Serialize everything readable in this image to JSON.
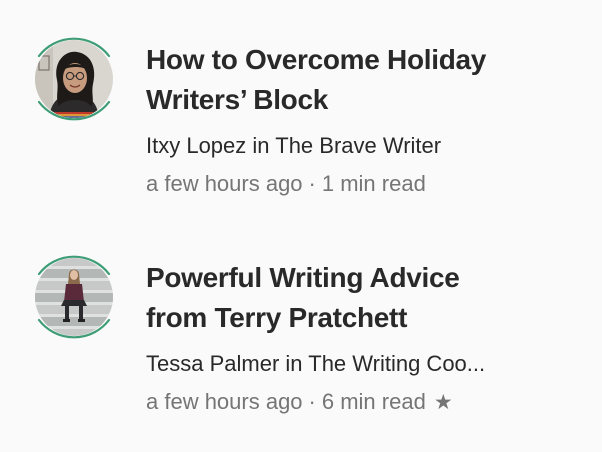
{
  "accent_color": "#3e9d76",
  "stories": [
    {
      "title": "How to Overcome Holiday\nWriters’ Block",
      "author": "Itxy Lopez",
      "in_word": "in",
      "publication": "The Brave Writer",
      "time": "a few hours ago",
      "separator": "·",
      "read_time": "1 min read",
      "avatar_icon": "author-photo-woman-glasses"
    },
    {
      "title": "Powerful Writing Advice\nfrom Terry Pratchett",
      "author": "Tessa Palmer",
      "in_word": "in",
      "publication": "The Writing Coo...",
      "time": "a few hours ago",
      "separator": "·",
      "read_time": "6 min read",
      "star": "★",
      "avatar_icon": "author-photo-woman-sitting-stairs"
    }
  ]
}
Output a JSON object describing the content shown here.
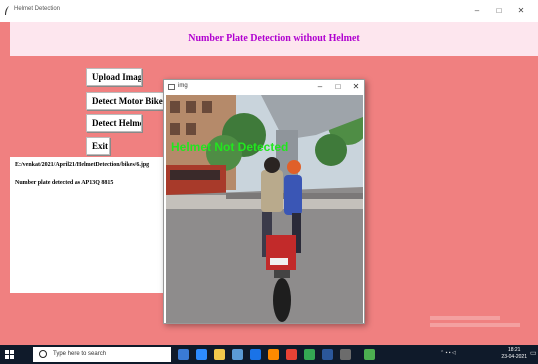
{
  "window": {
    "title": "Helmet Detection",
    "minimize_label": "–",
    "maximize_label": "□",
    "close_label": "✕"
  },
  "header": {
    "heading": "Number Plate Detection without Helmet"
  },
  "buttons": {
    "upload": "Upload Image",
    "detect_motor": "Detect Motor Bike & Person",
    "detect_helmet": "Detect Helmet",
    "exit": "Exit"
  },
  "output": {
    "file_path": "E:/venkat/2021/April21/HelmetDetection/bikes/6.jpg",
    "result": "Number plate detected as AP13Q 8815"
  },
  "image_window": {
    "title": "img",
    "minimize_label": "–",
    "maximize_label": "□",
    "close_label": "✕",
    "overlay_text": "Helmet Not Detected",
    "overlay_color": "#22e61f"
  },
  "taskbar": {
    "search_placeholder": "Type here to search",
    "time": "18:21",
    "date": "23-04-2021"
  },
  "colors": {
    "background": "#f08080",
    "heading_band": "#fde6ee",
    "heading_text": "#b000d0",
    "taskbar": "#0f1a2a"
  }
}
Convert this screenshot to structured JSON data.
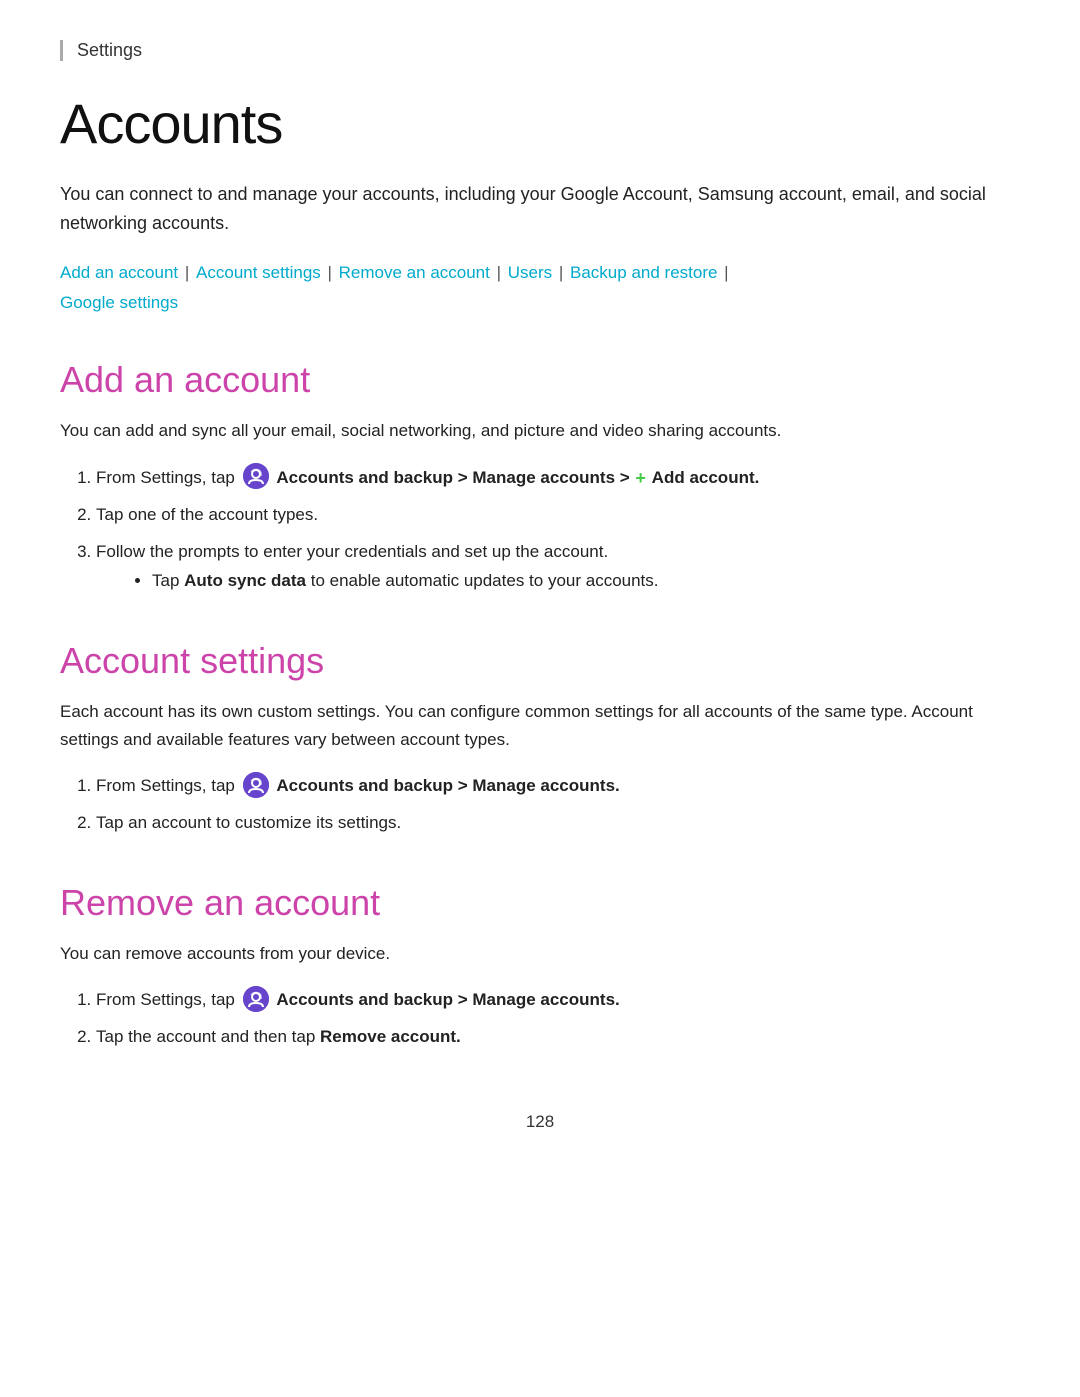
{
  "header": {
    "settings_label": "Settings"
  },
  "page": {
    "title": "Accounts",
    "intro": "You can connect to and manage your accounts, including your Google Account, Samsung account, email, and social networking accounts.",
    "nav_links": [
      {
        "label": "Add an account",
        "id": "add-an-account"
      },
      {
        "label": "Account settings",
        "id": "account-settings"
      },
      {
        "label": "Remove an account",
        "id": "remove-an-account"
      },
      {
        "label": "Users",
        "id": "users"
      },
      {
        "label": "Backup and restore",
        "id": "backup-and-restore"
      },
      {
        "label": "Google settings",
        "id": "google-settings"
      }
    ]
  },
  "sections": {
    "add_account": {
      "title": "Add an account",
      "desc": "You can add and sync all your email, social networking, and picture and video sharing accounts.",
      "steps": [
        {
          "text_before": "From Settings, tap",
          "icon": "accounts-icon",
          "bold_text": "Accounts and backup > Manage accounts >",
          "icon2": "plus-icon",
          "bold_text2": "Add account.",
          "has_icon2": true
        },
        {
          "text": "Tap one of the account types."
        },
        {
          "text": "Follow the prompts to enter your credentials and set up the account."
        }
      ],
      "bullet": "Tap Auto sync data to enable automatic updates to your accounts.",
      "bullet_bold": "Auto sync data"
    },
    "account_settings": {
      "title": "Account settings",
      "desc": "Each account has its own custom settings. You can configure common settings for all accounts of the same type. Account settings and available features vary between account types.",
      "steps": [
        {
          "text_before": "From Settings, tap",
          "icon": "accounts-icon",
          "bold_text": "Accounts and backup > Manage accounts."
        },
        {
          "text": "Tap an account to customize its settings."
        }
      ]
    },
    "remove_account": {
      "title": "Remove an account",
      "desc": "You can remove accounts from your device.",
      "steps": [
        {
          "text_before": "From Settings, tap",
          "icon": "accounts-icon",
          "bold_text": "Accounts and backup > Manage accounts."
        },
        {
          "text_before": "Tap the account and then tap",
          "bold_text": "Remove account."
        }
      ]
    }
  },
  "footer": {
    "page_number": "128"
  }
}
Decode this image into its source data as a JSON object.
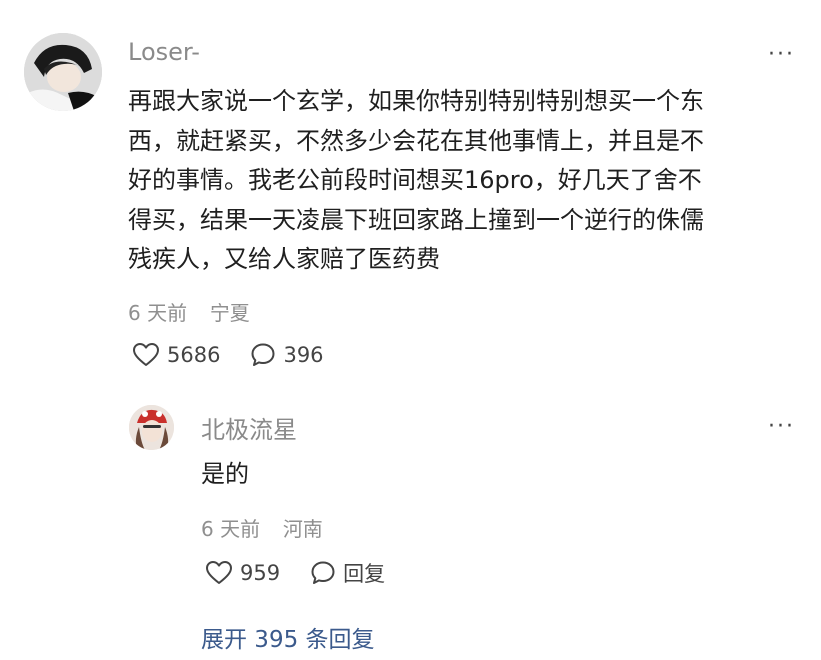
{
  "comment": {
    "username": "Loser-",
    "text_lines": [
      "再跟大家说一个玄学，如果你特别特别特别想买一个东",
      "西，就赶紧买，不然多少会花在其他事情上，并且是不",
      "好的事情。我老公前段时间想买16pro，好几天了舍不",
      "得买，结果一天凌晨下班回家路上撞到一个逆行的侏儒",
      "残疾人，又给人家赔了医药费"
    ],
    "time": "6 天前",
    "location": "宁夏",
    "likes": "5686",
    "comments": "396",
    "more": "···"
  },
  "reply": {
    "username": "北极流星",
    "text": "是的",
    "time": "6 天前",
    "location": "河南",
    "likes": "959",
    "reply_label": "回复",
    "more": "···"
  },
  "expand_label": "展开 395 条回复",
  "icons": {
    "like": "heart-icon",
    "comment": "speech-bubble-icon",
    "more": "more-dots-icon"
  }
}
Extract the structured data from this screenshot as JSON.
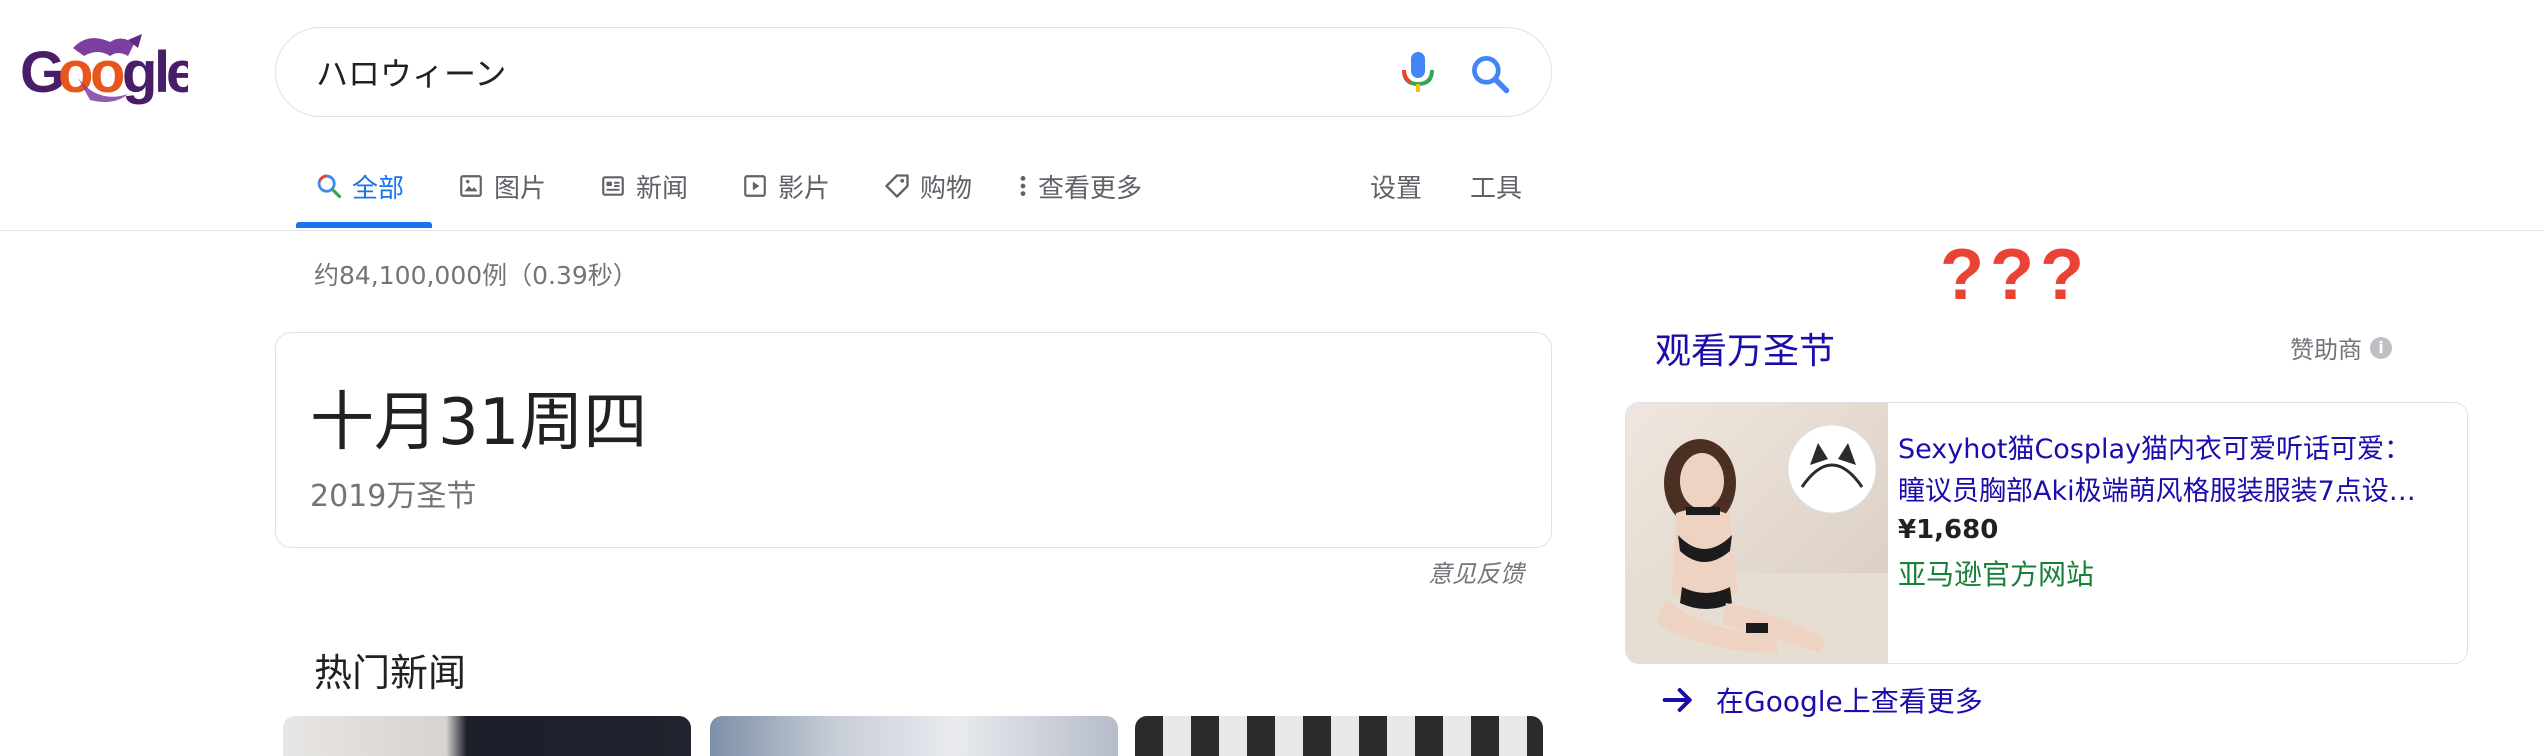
{
  "logo": {
    "letters": [
      "G",
      "o",
      "o",
      "g",
      "l",
      "e"
    ],
    "colors": [
      "#4a1d6b",
      "#e8561b",
      "#e8561b",
      "#4a1d6b",
      "#4a1d6b",
      "#4a1d6b"
    ]
  },
  "search": {
    "query": "ハロウィーン"
  },
  "tabs": [
    {
      "label": "全部",
      "icon": "search-icon"
    },
    {
      "label": "图片",
      "icon": "image-icon"
    },
    {
      "label": "新闻",
      "icon": "news-icon"
    },
    {
      "label": "影片",
      "icon": "video-icon"
    },
    {
      "label": "购物",
      "icon": "tag-icon"
    },
    {
      "label": "查看更多",
      "icon": "more-vert-icon"
    }
  ],
  "settings_label": "设置",
  "tools_label": "工具",
  "result_stats": "约84,100,000例（0.39秒）",
  "date_card": {
    "month": "十月",
    "day": "31",
    "weekday": "周四",
    "subtitle": "2019万圣节"
  },
  "feedback_label": "意见反馈",
  "news_heading": "热门新闻",
  "annotation": "???",
  "ads": {
    "title": "观看万圣节",
    "sponsor_label": "赞助商",
    "info_icon": "i",
    "product": {
      "title_line1": "Sexyhot猫Cosplay猫内衣可爱听话可爱：",
      "title_line2": "瞳议员胸部Aki极端萌风格服装服装7点设…",
      "price": "¥1,680",
      "store": "亚马逊官方网站"
    },
    "see_more": "在Google上查看更多"
  },
  "colors": {
    "accent": "#1a73e8",
    "link": "#1a0dab",
    "store": "#188038",
    "annotation": "#ea4335"
  }
}
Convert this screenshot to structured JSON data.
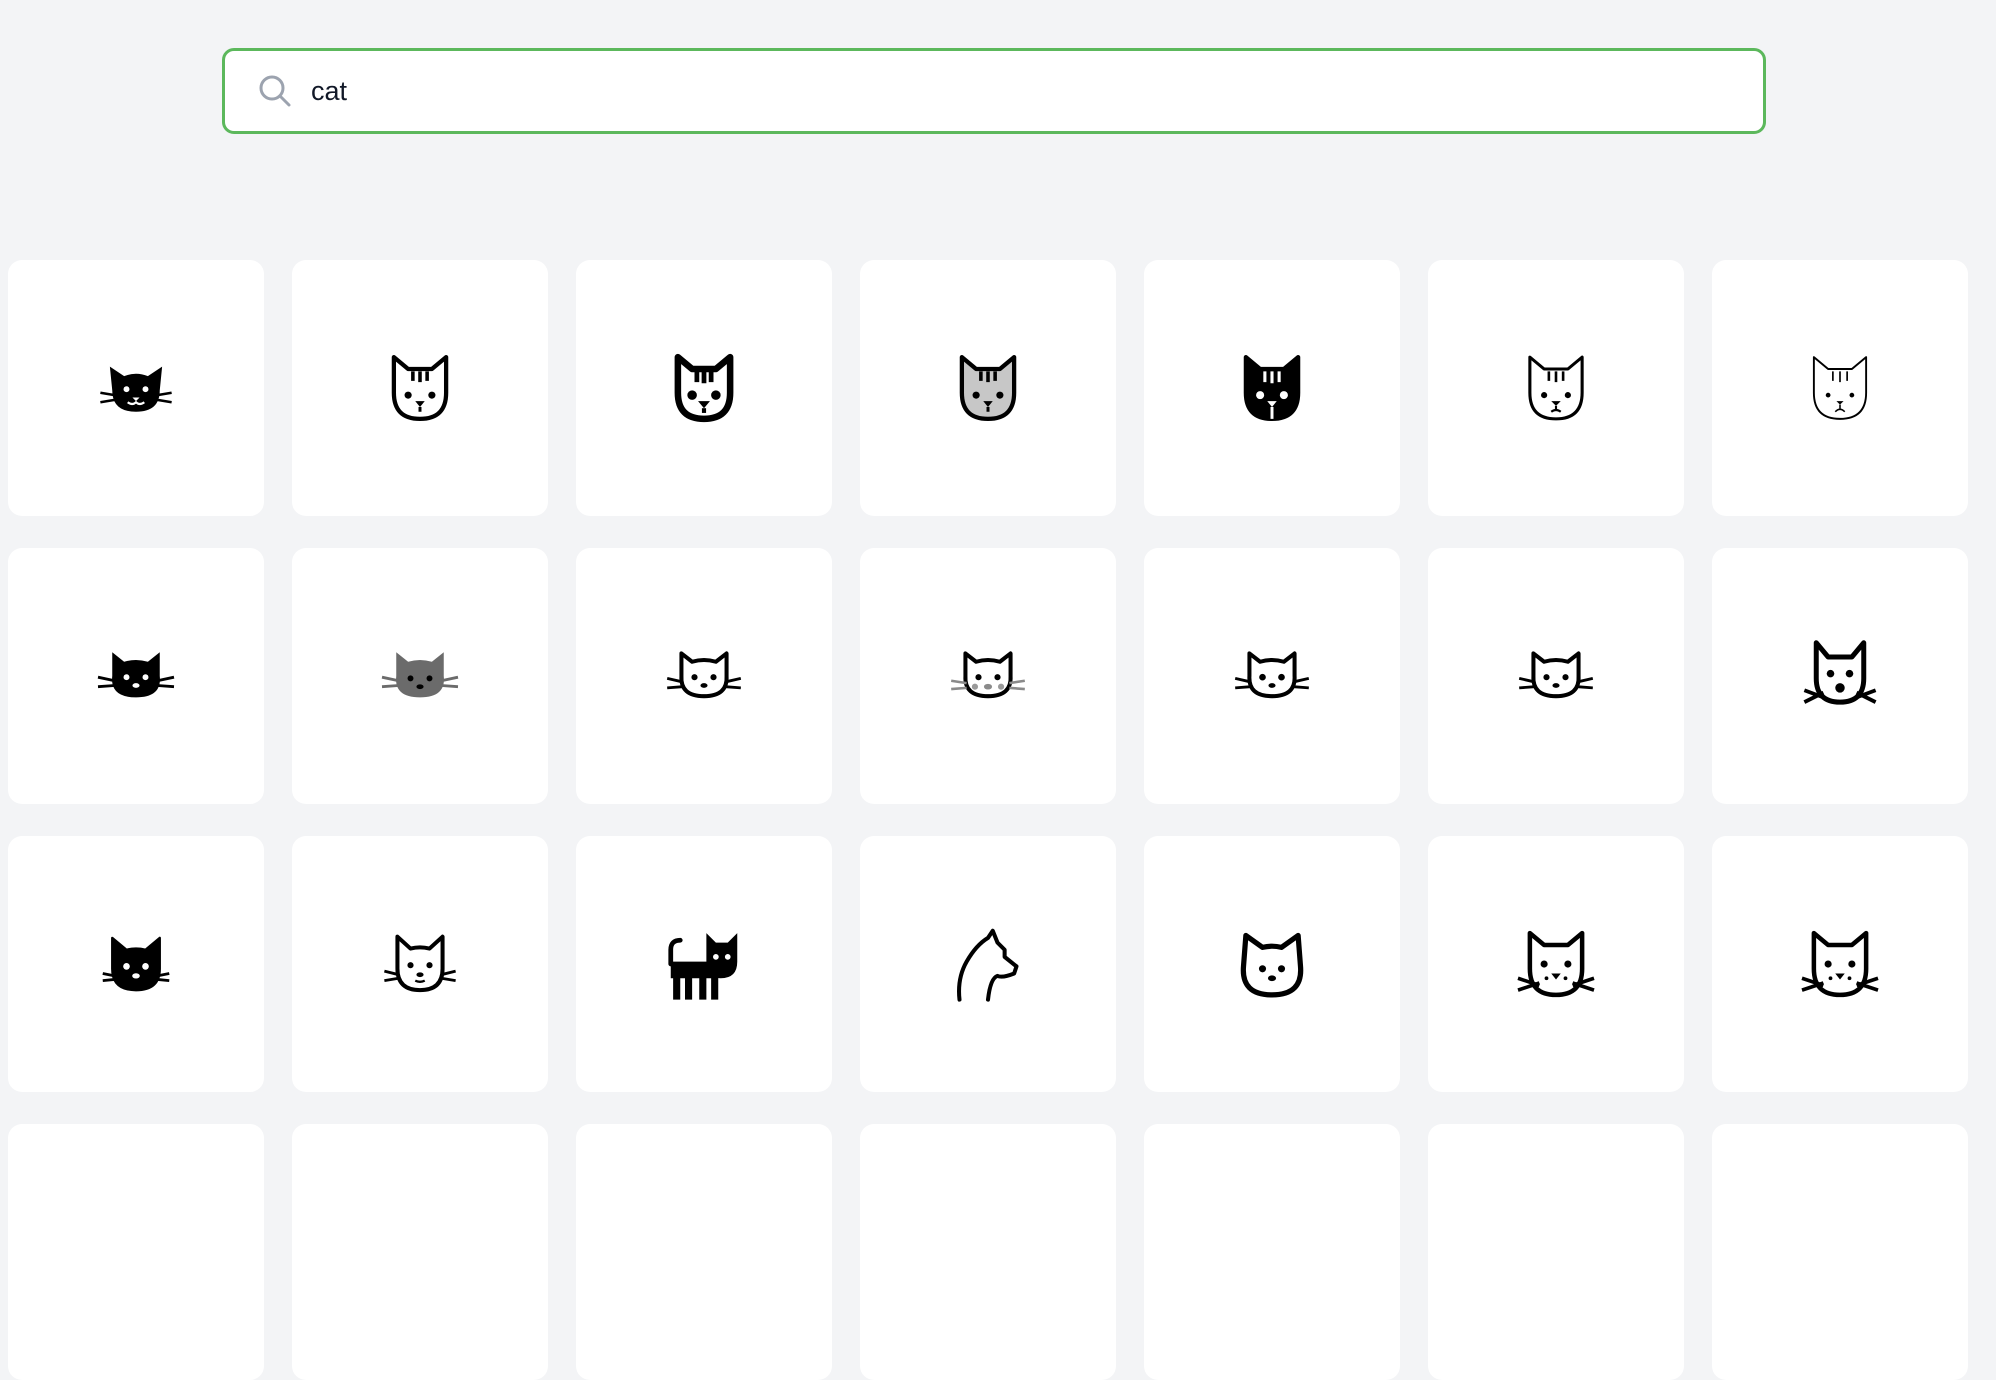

= = = = = = =

- [Do this]
Copy each line containing the word "social" from the data.

- [Task output]
    "intro": "You can connect to and manage your accounts, including your Google Account, Samsung account, email, and social networking accounts.",
      "desc": "You can add and sync all your email, social networking, and picture and video sharing accounts.",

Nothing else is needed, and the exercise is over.